→ The request: Show all lines from the data that include the word "pandas".

::::::

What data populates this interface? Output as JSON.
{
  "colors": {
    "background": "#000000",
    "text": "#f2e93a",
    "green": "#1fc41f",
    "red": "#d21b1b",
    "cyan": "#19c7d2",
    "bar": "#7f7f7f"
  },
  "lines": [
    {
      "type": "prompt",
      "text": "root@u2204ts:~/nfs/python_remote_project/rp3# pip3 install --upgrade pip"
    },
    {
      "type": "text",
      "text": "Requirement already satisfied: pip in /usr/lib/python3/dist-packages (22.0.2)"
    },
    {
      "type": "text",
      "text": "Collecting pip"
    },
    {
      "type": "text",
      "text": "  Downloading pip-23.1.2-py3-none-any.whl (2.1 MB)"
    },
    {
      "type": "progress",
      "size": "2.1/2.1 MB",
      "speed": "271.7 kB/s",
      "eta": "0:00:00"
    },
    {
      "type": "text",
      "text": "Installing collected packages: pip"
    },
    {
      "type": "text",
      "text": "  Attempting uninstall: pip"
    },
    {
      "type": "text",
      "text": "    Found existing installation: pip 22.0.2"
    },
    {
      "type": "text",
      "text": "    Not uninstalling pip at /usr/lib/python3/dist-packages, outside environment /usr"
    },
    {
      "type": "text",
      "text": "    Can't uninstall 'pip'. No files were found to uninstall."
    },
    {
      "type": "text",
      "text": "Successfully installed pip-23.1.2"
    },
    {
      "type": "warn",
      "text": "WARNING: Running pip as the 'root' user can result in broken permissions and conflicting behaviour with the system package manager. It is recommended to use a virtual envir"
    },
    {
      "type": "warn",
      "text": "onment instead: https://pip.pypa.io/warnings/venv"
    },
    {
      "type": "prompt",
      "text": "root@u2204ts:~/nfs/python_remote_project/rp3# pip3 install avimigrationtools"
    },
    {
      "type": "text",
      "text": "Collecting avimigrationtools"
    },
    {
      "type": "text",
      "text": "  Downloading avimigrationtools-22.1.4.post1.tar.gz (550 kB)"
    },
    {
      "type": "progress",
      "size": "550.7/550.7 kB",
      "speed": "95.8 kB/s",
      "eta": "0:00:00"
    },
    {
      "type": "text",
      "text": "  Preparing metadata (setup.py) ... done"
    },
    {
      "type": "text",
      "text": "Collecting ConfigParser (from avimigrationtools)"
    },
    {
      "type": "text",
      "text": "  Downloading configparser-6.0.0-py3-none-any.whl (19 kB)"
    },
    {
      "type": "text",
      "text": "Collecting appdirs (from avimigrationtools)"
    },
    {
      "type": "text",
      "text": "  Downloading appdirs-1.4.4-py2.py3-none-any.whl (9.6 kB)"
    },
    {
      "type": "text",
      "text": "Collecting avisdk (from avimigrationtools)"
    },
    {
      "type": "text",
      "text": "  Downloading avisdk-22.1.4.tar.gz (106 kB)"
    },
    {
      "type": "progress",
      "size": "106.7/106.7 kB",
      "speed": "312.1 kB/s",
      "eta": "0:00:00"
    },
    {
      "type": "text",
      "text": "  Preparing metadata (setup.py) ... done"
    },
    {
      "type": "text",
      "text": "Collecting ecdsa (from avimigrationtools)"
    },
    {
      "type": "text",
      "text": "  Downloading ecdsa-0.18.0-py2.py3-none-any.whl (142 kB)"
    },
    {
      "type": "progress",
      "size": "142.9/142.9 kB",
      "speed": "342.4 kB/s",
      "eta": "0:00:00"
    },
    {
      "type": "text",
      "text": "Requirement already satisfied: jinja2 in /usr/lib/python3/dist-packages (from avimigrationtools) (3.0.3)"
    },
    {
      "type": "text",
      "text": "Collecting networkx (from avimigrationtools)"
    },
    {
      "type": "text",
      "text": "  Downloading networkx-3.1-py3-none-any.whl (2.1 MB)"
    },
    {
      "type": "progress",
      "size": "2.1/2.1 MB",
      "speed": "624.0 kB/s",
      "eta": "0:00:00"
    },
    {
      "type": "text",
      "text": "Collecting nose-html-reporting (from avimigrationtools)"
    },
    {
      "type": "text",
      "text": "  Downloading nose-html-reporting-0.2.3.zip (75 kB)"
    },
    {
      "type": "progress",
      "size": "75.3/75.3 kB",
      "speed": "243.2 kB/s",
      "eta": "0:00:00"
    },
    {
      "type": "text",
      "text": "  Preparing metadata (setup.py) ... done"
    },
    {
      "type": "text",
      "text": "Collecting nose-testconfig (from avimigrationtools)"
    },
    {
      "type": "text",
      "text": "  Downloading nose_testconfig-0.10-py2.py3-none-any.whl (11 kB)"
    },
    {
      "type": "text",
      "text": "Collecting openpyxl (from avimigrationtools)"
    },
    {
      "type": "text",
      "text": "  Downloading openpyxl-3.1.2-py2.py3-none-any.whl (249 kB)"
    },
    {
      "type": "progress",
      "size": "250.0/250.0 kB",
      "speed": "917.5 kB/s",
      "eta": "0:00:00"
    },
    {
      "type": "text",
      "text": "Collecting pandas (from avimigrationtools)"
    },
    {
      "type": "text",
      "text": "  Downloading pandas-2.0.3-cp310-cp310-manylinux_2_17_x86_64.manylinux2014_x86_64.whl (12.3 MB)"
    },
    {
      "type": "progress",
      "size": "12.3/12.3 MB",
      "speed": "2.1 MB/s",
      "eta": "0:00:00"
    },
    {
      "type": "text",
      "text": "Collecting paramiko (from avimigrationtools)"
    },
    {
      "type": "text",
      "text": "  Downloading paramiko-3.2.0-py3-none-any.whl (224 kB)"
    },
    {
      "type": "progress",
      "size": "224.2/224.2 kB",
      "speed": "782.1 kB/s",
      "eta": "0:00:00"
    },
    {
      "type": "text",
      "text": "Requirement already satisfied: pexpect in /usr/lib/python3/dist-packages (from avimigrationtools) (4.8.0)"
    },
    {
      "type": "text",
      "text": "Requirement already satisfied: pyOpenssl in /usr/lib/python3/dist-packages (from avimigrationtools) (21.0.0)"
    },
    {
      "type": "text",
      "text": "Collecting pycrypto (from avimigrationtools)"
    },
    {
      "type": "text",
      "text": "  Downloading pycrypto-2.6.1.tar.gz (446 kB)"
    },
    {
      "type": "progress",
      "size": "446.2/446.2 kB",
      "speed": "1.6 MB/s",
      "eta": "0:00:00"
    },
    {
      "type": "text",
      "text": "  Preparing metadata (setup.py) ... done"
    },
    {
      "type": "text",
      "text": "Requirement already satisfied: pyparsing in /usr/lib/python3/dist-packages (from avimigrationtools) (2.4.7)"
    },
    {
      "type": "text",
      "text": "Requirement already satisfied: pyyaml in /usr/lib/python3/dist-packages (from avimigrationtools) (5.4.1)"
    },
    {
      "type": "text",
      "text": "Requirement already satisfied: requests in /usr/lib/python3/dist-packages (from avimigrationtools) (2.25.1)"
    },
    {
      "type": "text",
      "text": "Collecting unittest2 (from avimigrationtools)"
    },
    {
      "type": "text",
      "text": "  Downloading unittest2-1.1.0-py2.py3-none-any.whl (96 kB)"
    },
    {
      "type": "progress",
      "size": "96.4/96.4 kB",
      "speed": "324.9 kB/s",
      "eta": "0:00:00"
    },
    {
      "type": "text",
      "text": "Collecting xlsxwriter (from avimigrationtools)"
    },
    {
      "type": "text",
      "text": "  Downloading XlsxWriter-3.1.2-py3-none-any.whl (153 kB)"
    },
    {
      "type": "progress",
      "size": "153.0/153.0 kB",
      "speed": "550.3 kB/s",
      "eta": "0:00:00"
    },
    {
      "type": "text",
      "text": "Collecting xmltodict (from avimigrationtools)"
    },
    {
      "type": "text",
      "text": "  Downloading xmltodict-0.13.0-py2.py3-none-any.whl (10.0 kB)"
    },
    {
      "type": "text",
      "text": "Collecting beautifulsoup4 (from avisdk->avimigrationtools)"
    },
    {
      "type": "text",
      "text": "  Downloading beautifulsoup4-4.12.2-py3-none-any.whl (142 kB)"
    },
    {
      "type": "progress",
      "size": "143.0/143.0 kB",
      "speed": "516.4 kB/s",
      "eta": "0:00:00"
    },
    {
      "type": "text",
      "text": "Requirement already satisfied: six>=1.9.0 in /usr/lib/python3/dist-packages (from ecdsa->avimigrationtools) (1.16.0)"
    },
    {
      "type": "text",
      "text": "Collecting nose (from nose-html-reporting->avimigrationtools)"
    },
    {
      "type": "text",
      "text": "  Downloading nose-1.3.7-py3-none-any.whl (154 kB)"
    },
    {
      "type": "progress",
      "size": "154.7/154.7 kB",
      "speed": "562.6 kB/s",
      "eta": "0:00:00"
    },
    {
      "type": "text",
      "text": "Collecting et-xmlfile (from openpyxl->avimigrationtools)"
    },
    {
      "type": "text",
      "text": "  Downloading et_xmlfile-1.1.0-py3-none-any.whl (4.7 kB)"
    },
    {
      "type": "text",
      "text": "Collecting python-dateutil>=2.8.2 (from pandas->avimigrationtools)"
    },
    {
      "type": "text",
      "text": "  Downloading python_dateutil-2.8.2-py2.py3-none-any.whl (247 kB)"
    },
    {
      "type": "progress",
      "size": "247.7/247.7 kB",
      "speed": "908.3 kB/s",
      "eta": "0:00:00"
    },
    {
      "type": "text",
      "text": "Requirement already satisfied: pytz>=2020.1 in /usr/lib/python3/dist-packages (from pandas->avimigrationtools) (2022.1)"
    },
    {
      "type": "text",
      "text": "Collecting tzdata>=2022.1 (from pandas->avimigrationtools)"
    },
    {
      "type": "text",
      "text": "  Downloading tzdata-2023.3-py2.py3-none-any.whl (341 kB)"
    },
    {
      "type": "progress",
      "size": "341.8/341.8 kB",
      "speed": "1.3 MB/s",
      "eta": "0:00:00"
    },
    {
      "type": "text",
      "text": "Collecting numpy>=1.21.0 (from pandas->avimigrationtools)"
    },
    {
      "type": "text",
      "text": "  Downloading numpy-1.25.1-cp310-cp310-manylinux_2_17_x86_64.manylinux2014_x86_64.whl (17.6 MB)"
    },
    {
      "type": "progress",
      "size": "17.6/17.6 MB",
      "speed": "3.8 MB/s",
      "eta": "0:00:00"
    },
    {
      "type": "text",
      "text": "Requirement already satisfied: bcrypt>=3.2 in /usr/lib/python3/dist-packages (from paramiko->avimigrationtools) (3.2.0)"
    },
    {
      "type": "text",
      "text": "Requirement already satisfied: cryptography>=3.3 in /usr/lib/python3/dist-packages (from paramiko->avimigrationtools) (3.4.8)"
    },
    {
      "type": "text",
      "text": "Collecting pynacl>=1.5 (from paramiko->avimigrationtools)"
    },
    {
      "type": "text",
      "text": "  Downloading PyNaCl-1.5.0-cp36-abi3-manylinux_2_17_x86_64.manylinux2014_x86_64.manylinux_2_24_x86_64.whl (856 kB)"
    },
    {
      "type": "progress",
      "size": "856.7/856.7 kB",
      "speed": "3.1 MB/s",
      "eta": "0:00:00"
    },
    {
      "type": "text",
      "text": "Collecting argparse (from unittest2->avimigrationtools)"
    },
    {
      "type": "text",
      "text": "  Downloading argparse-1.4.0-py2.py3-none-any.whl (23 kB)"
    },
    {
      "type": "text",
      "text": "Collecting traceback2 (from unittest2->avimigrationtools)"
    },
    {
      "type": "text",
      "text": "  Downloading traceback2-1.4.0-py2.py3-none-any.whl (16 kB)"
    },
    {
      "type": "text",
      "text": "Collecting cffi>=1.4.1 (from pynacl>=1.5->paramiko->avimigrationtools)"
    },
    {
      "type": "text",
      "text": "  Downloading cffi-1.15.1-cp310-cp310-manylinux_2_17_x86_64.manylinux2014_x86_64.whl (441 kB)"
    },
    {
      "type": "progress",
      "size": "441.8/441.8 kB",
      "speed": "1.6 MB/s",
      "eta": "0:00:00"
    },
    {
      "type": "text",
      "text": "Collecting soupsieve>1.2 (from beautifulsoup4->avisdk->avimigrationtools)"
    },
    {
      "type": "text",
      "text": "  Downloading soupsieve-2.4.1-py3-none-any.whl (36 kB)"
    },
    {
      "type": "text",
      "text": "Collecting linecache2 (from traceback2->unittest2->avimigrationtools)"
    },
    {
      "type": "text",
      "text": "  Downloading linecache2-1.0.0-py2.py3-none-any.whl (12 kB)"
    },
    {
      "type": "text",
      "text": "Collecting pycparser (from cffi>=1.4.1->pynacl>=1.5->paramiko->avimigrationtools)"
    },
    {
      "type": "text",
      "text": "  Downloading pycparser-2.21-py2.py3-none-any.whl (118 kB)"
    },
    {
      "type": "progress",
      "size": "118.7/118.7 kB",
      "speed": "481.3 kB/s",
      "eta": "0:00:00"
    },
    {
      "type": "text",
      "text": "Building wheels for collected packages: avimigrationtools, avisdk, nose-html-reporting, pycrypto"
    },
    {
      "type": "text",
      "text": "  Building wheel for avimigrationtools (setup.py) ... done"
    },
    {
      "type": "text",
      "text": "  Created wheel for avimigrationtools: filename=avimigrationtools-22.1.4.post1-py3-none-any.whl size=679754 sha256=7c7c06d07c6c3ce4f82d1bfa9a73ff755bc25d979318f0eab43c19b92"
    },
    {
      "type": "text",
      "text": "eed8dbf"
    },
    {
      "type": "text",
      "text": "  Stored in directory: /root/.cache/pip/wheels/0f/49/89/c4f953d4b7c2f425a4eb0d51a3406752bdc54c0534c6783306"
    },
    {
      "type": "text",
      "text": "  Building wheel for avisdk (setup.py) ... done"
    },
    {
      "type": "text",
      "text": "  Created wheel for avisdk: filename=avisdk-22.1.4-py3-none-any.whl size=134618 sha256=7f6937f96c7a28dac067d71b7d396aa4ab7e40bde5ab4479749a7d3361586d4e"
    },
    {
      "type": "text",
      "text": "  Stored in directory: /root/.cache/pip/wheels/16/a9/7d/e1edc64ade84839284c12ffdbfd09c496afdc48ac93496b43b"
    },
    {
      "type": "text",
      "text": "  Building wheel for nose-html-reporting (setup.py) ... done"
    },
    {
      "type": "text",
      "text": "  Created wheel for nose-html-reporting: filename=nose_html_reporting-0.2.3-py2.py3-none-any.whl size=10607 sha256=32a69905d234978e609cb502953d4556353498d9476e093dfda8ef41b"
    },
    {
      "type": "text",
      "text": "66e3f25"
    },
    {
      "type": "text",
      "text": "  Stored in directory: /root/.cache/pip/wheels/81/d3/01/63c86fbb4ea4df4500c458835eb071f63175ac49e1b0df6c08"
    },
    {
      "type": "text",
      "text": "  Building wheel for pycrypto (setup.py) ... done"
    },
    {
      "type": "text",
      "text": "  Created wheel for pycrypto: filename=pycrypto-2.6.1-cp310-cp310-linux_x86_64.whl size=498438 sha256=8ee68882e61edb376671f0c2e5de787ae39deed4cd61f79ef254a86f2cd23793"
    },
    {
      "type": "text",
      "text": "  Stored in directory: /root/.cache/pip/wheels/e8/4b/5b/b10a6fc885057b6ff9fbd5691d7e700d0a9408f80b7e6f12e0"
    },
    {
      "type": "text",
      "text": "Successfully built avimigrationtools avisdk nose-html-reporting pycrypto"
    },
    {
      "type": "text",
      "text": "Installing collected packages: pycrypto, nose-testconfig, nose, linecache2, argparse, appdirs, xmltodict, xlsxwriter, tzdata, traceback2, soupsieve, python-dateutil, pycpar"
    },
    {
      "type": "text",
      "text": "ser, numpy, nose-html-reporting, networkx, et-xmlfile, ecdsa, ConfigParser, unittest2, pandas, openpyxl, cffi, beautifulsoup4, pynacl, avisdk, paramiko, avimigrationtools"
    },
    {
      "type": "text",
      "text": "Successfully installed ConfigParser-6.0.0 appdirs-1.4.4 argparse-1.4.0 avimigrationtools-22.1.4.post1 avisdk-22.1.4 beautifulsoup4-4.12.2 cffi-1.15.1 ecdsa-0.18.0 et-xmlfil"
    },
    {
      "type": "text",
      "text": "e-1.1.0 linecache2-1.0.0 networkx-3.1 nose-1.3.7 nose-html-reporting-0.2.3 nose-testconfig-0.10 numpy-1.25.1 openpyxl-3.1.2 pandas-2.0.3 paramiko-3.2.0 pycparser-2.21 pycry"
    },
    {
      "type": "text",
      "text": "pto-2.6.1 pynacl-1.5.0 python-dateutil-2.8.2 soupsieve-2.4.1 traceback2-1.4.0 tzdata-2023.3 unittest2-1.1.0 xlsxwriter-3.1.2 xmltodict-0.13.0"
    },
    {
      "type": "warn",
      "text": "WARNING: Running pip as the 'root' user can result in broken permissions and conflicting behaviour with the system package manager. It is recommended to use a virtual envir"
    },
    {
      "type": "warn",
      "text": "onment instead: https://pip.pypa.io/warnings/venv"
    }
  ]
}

::::::

→ Task output:
      "text": "Collecting pandas (from avimigrationtools)"
      "text": "  Downloading pandas-2.0.3-cp310-cp310-manylinux_2_17_x86_64.manylinux2014_x86_64.whl (12.3 MB)"
      "text": "Collecting python-dateutil>=2.8.2 (from pandas->avimigrationtools)"
      "text": "Requirement already satisfied: pytz>=2020.1 in /usr/lib/python3/dist-packages (from pandas->avimigrationtools) (2022.1)"
      "text": "Collecting tzdata>=2022.1 (from pandas->avimigrationtools)"
      "text": "Collecting numpy>=1.21.0 (from pandas->avimigrationtools)"
      "text": "ser, numpy, nose-html-reporting, networkx, et-xmlfile, ecdsa, ConfigParser, unittest2, pandas, openpyxl, cffi, beautifulsoup4, pynacl, avisdk, paramiko, avimigrationtools"
      "text": "e-1.1.0 linecache2-1.0.0 networkx-3.1 nose-1.3.7 nose-html-reporting-0.2.3 nose-testconfig-0.10 numpy-1.25.1 openpyxl-3.1.2 pandas-2.0.3 paramiko-3.2.0 pycparser-2.21 pycry"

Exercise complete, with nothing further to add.